Given exercise: Give every line of the data again, unchanged, but with no pictures.

start Data to process

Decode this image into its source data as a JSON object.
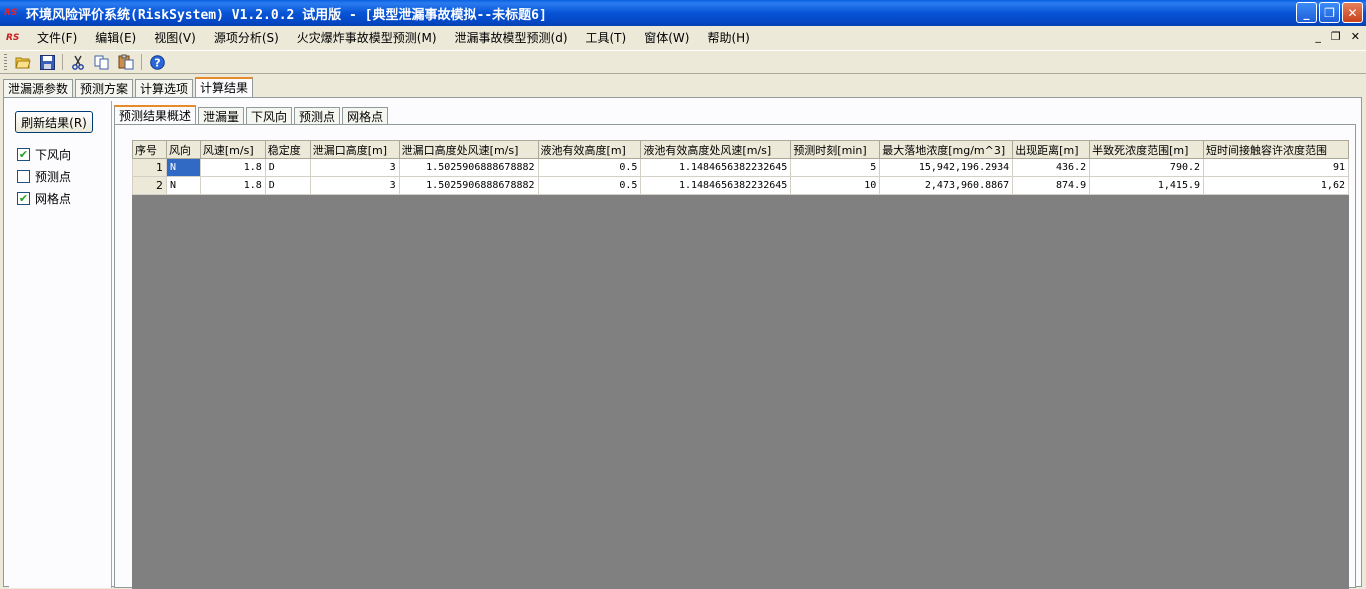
{
  "window": {
    "logo": "RS",
    "title": "环境风险评价系统(RiskSystem) V1.2.0.2 试用版 - [典型泄漏事故模拟--未标题6]",
    "minimize": "_",
    "restore": "❐",
    "close": "✕"
  },
  "menu": {
    "items": [
      "文件(F)",
      "编辑(E)",
      "视图(V)",
      "源项分析(S)",
      "火灾爆炸事故模型预测(M)",
      "泄漏事故模型预测(d)",
      "工具(T)",
      "窗体(W)",
      "帮助(H)"
    ],
    "mdi_min": "_",
    "mdi_restore": "❐",
    "mdi_close": "✕"
  },
  "toolbar": {
    "icons": [
      "open-folder-icon",
      "save-icon",
      "cut-icon",
      "copy-icon",
      "paste-icon",
      "help-icon"
    ]
  },
  "outer_tabs": [
    "泄漏源参数",
    "预测方案",
    "计算选项",
    "计算结果"
  ],
  "left": {
    "refresh_label": "刷新结果(R)",
    "checks": [
      {
        "label": "下风向",
        "checked": true
      },
      {
        "label": "预测点",
        "checked": false
      },
      {
        "label": "网格点",
        "checked": true
      }
    ]
  },
  "inner_tabs": [
    "预测结果概述",
    "泄漏量",
    "下风向",
    "预测点",
    "网格点"
  ],
  "grid": {
    "columns": [
      "序号",
      "风向",
      "风速[m/s]",
      "稳定度",
      "泄漏口高度[m]",
      "泄漏口高度处风速[m/s]",
      "液池有效高度[m]",
      "液池有效高度处风速[m/s]",
      "预测时刻[min]",
      "最大落地浓度[mg/m^3]",
      "出现距离[m]",
      "半致死浓度范围[m]",
      "短时间接触容许浓度范围"
    ],
    "rows": [
      [
        "1",
        "N",
        "1.8",
        "D",
        "3",
        "1.5025906888678882",
        "0.5",
        "1.1484656382232645",
        "5",
        "15,942,196.2934",
        "436.2",
        "790.2",
        "91"
      ],
      [
        "2",
        "N",
        "1.8",
        "D",
        "3",
        "1.5025906888678882",
        "0.5",
        "1.1484656382232645",
        "10",
        "2,473,960.8867",
        "874.9",
        "1,415.9",
        "1,62"
      ]
    ]
  },
  "colors": {
    "titlebar": "#0654d6",
    "grid_background": "#808080",
    "active_tab_accent": "#e68b2c",
    "selected_cell": "#316ac5"
  }
}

end Data to process

Result of this task:
Decode this image into its source data as a JSON object.
{
  "window": {
    "logo": "RS",
    "title": "环境风险评价系统(RiskSystem) V1.2.0.2 试用版 - [典型泄漏事故模拟--未标题6]",
    "minimize": "_",
    "restore": "❐",
    "close": "✕"
  },
  "menu": {
    "items": [
      "文件(F)",
      "编辑(E)",
      "视图(V)",
      "源项分析(S)",
      "火灾爆炸事故模型预测(M)",
      "泄漏事故模型预测(d)",
      "工具(T)",
      "窗体(W)",
      "帮助(H)"
    ],
    "mdi_min": "_",
    "mdi_restore": "❐",
    "mdi_close": "✕"
  },
  "toolbar": {
    "icons": [
      "open-folder-icon",
      "save-icon",
      "cut-icon",
      "copy-icon",
      "paste-icon",
      "help-icon"
    ]
  },
  "outer_tabs": [
    "泄漏源参数",
    "预测方案",
    "计算选项",
    "计算结果"
  ],
  "left": {
    "refresh_label": "刷新结果(R)",
    "checks": [
      {
        "label": "下风向",
        "checked": true
      },
      {
        "label": "预测点",
        "checked": false
      },
      {
        "label": "网格点",
        "checked": true
      }
    ]
  },
  "inner_tabs": [
    "预测结果概述",
    "泄漏量",
    "下风向",
    "预测点",
    "网格点"
  ],
  "grid": {
    "columns": [
      "序号",
      "风向",
      "风速[m/s]",
      "稳定度",
      "泄漏口高度[m]",
      "泄漏口高度处风速[m/s]",
      "液池有效高度[m]",
      "液池有效高度处风速[m/s]",
      "预测时刻[min]",
      "最大落地浓度[mg/m^3]",
      "出现距离[m]",
      "半致死浓度范围[m]",
      "短时间接触容许浓度范围"
    ],
    "rows": [
      [
        "1",
        "N",
        "1.8",
        "D",
        "3",
        "1.5025906888678882",
        "0.5",
        "1.1484656382232645",
        "5",
        "15,942,196.2934",
        "436.2",
        "790.2",
        "91"
      ],
      [
        "2",
        "N",
        "1.8",
        "D",
        "3",
        "1.5025906888678882",
        "0.5",
        "1.1484656382232645",
        "10",
        "2,473,960.8867",
        "874.9",
        "1,415.9",
        "1,62"
      ]
    ]
  },
  "colors": {
    "titlebar": "#0654d6",
    "grid_background": "#808080",
    "active_tab_accent": "#e68b2c",
    "selected_cell": "#316ac5"
  }
}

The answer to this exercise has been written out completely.